→ EXERCISE DIRECTIONS
Reproduce every line of the records below with each "contact-rich" swapped for "contact-heavy" and nothing else altered. Leave the pictures out of your answer.

-- start PROVIDED INFORMATION --

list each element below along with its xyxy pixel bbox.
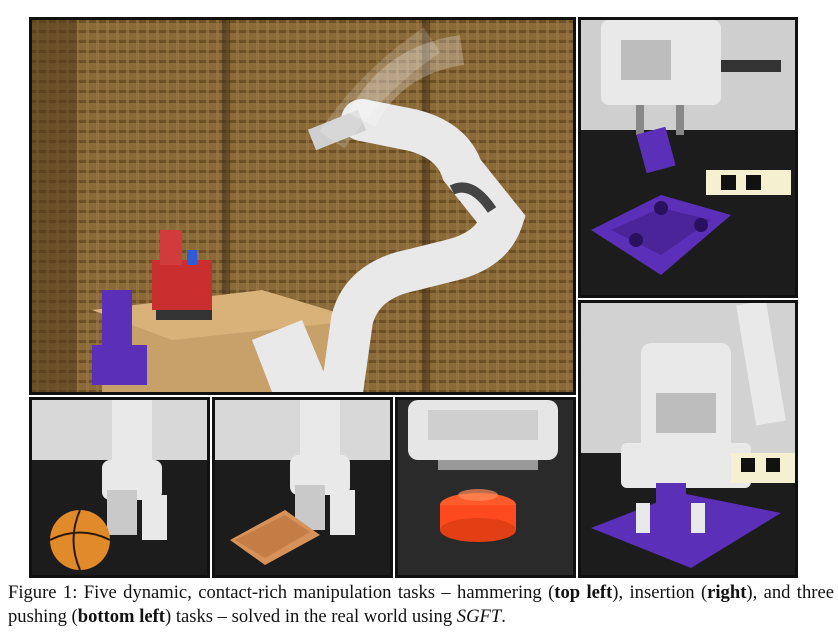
figure-caption: Figure 1: Five dynamic, contact-rich man… xyxy=(8,581,834,629)
hammering-photo xyxy=(29,17,576,395)
pushing-ball-photo xyxy=(29,397,210,578)
caption-text-4: ) tasks – solved in the real world using xyxy=(165,606,457,627)
caption-method-name: SGFT xyxy=(456,606,502,627)
pushing-towel-photo xyxy=(212,397,393,578)
pushing-puck-photo xyxy=(395,397,576,578)
caption-text-2: ), insertion ( xyxy=(612,582,708,603)
caption-text-1: Five dynamic, contact-rich manipulation … xyxy=(77,582,555,603)
caption-bold-right: right xyxy=(707,582,747,603)
caption-text-3: ), and three pushing ( xyxy=(8,582,834,627)
caption-bold-bottom-left: bottom left xyxy=(77,606,165,627)
caption-bold-top-left: top left xyxy=(554,582,613,603)
insertion-bottom-photo xyxy=(578,300,798,578)
figure-label: Figure 1: xyxy=(8,582,78,603)
caption-end: . xyxy=(501,606,506,627)
insertion-top-photo xyxy=(578,17,798,298)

-- end PROVIDED INFORMATION --

→ RESULT FOR THIS TASK
list each element below along with its xyxy pixel bbox.
figure-caption: Figure 1: Five dynamic, contact-heavy man… xyxy=(8,581,834,629)
hammering-photo xyxy=(29,17,576,395)
pushing-ball-photo xyxy=(29,397,210,578)
caption-text-4: ) tasks – solved in the real world using xyxy=(165,606,457,627)
caption-method-name: SGFT xyxy=(456,606,502,627)
pushing-towel-photo xyxy=(212,397,393,578)
pushing-puck-photo xyxy=(395,397,576,578)
caption-text-2: ), insertion ( xyxy=(612,582,708,603)
caption-text-1: Five dynamic, contact-heavy manipulation … xyxy=(77,582,555,603)
caption-bold-right: right xyxy=(707,582,747,603)
caption-text-3: ), and three pushing ( xyxy=(8,582,834,627)
caption-bold-bottom-left: bottom left xyxy=(77,606,165,627)
caption-bold-top-left: top left xyxy=(554,582,613,603)
insertion-bottom-photo xyxy=(578,300,798,578)
figure-label: Figure 1: xyxy=(8,582,78,603)
caption-end: . xyxy=(501,606,506,627)
insertion-top-photo xyxy=(578,17,798,298)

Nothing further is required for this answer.